- _THE PROBLEM_:
Repeat the records exactly. Every line must match.

** begin **

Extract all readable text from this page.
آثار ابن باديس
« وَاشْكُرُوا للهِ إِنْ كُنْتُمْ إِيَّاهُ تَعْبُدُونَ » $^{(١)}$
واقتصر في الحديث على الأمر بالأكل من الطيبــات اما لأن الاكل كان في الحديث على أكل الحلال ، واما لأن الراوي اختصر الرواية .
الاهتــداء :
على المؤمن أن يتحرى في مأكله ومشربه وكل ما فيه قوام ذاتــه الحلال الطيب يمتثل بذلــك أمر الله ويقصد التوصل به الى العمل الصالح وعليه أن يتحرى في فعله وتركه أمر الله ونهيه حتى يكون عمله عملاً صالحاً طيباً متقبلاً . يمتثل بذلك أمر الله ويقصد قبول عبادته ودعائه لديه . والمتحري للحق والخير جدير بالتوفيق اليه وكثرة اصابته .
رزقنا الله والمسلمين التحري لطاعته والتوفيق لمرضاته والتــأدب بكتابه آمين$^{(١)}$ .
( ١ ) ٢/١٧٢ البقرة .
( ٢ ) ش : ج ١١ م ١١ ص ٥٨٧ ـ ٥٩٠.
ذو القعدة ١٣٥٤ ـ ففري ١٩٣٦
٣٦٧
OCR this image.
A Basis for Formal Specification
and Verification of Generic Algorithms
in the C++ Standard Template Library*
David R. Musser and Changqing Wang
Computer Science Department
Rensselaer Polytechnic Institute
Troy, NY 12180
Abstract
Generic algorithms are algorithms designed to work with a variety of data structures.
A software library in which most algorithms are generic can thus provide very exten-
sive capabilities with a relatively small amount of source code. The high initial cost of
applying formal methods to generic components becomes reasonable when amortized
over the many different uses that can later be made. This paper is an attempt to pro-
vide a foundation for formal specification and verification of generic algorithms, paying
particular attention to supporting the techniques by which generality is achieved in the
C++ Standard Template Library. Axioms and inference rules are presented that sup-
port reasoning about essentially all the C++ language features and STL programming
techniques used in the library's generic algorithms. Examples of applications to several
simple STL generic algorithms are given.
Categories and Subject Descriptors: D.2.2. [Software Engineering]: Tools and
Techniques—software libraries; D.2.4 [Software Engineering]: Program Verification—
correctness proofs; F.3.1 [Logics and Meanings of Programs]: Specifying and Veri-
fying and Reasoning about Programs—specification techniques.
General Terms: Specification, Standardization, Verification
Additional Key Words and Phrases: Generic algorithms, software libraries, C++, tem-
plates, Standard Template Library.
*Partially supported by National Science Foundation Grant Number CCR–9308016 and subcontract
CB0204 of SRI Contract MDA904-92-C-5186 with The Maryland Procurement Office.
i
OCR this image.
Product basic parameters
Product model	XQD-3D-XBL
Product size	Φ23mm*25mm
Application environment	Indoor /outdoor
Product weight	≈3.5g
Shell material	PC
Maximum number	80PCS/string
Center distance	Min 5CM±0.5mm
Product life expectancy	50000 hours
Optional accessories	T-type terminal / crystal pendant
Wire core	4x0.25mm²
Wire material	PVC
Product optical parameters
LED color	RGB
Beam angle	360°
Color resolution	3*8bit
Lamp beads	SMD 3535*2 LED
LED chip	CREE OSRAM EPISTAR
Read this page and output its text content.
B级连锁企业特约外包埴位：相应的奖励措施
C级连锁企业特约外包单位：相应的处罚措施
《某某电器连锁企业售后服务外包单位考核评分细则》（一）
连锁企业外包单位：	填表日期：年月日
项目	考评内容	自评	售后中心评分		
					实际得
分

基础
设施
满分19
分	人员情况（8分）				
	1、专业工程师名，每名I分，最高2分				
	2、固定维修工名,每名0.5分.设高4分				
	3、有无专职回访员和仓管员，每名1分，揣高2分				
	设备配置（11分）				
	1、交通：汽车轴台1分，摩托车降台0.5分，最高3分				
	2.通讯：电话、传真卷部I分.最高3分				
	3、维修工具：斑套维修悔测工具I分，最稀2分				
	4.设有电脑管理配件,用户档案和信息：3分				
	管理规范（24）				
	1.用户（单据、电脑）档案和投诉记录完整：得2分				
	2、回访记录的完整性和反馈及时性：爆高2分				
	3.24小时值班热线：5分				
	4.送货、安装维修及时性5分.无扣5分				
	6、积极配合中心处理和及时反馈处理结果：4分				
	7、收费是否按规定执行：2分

** end **

- _OUTPUT_:
Extract all readable text from this page.
آثار ابن باديس
« وَاشْكُرُوا للهِ إِنْ كُنْتُمْ إِيَّاهُ تَعْبُدُونَ » $^{(١)}$
واقتصر في الحديث على الأمر بالأكل من الطيبــات اما لأن الاكل كان في الحديث على أكل الحلال ، واما لأن الراوي اختصر الرواية .
الاهتــداء :
على المؤمن أن يتحرى في مأكله ومشربه وكل ما فيه قوام ذاتــه الحلال الطيب يمتثل بذلــك أمر الله ويقصد التوصل به الى العمل الصالح وعليه أن يتحرى في فعله وتركه أمر الله ونهيه حتى يكون عمله عملاً صالحاً طيباً متقبلاً . يمتثل بذلك أمر الله ويقصد قبول عبادته ودعائه لديه . والمتحري للحق والخير جدير بالتوفيق اليه وكثرة اصابته .
رزقنا الله والمسلمين التحري لطاعته والتوفيق لمرضاته والتــأدب بكتابه آمين$^{(١)}$ .
( ١ ) ٢/١٧٢ البقرة .
( ٢ ) ش : ج ١١ م ١١ ص ٥٨٧ ـ ٥٩٠.
ذو القعدة ١٣٥٤ ـ ففري ١٩٣٦
٣٦٧
OCR this image.
A Basis for Formal Specification
and Verification of Generic Algorithms
in the C++ Standard Template Library*
David R. Musser and Changqing Wang
Computer Science Department
Rensselaer Polytechnic Institute
Troy, NY 12180
Abstract
Generic algorithms are algorithms designed to work with a variety of data structures.
A software library in which most algorithms are generic can thus provide very exten-
sive capabilities with a relatively small amount of source code. The high initial cost of
applying formal methods to generic components becomes reasonable when amortized
over the many different uses that can later be made. This paper is an attempt to pro-
vide a foundation for formal specification and verification of generic algorithms, paying
particular attention to supporting the techniques by which generality is achieved in the
C++ Standard Template Library. Axioms and inference rules are presented that sup-
port reasoning about essentially all the C++ language features and STL programming
techniques used in the library's generic algorithms. Examples of applications to several
simple STL generic algorithms are given.
Categories and Subject Descriptors: D.2.2. [Software Engineering]: Tools and
Techniques—software libraries; D.2.4 [Software Engineering]: Program Verification—
correctness proofs; F.3.1 [Logics and Meanings of Programs]: Specifying and Veri-
fying and Reasoning about Programs—specification techniques.
General Terms: Specification, Standardization, Verification
Additional Key Words and Phrases: Generic algorithms, software libraries, C++, tem-
plates, Standard Template Library.
*Partially supported by National Science Foundation Grant Number CCR–9308016 and subcontract
CB0204 of SRI Contract MDA904-92-C-5186 with The Maryland Procurement Office.
i
OCR this image.
Product basic parameters
Product model	XQD-3D-XBL
Product size	Φ23mm*25mm
Application environment	Indoor /outdoor
Product weight	≈3.5g
Shell material	PC
Maximum number	80PCS/string
Center distance	Min 5CM±0.5mm
Product life expectancy	50000 hours
Optional accessories	T-type terminal / crystal pendant
Wire core	4x0.25mm²
Wire material	PVC
Product optical parameters
LED color	RGB
Beam angle	360°
Color resolution	3*8bit
Lamp beads	SMD 3535*2 LED
LED chip	CREE OSRAM EPISTAR
Read this page and output its text content.
B级连锁企业特约外包埴位：相应的奖励措施
C级连锁企业特约外包单位：相应的处罚措施
《某某电器连锁企业售后服务外包单位考核评分细则》（一）
连锁企业外包单位：	填表日期：年月日
项目	考评内容	自评	售后中心评分		
					实际得
分

基础
设施
满分19
分	人员情况（8分）				
	1、专业工程师名，每名I分，最高2分				
	2、固定维修工名,每名0.5分.设高4分				
	3、有无专职回访员和仓管员，每名1分，揣高2分				
	设备配置（11分）				
	1、交通：汽车轴台1分，摩托车降台0.5分，最高3分				
	2.通讯：电话、传真卷部I分.最高3分				
	3、维修工具：斑套维修悔测工具I分，最稀2分				
	4.设有电脑管理配件,用户档案和信息：3分				
	管理规范（24）				
	1.用户（单据、电脑）档案和投诉记录完整：得2分				
	2、回访记录的完整性和反馈及时性：爆高2分				
	3.24小时值班热线：5分				
	4.送货、安装维修及时性5分.无扣5分				
	6、积极配合中心处理和及时反馈处理结果：4分				
	7、收费是否按规定执行：2分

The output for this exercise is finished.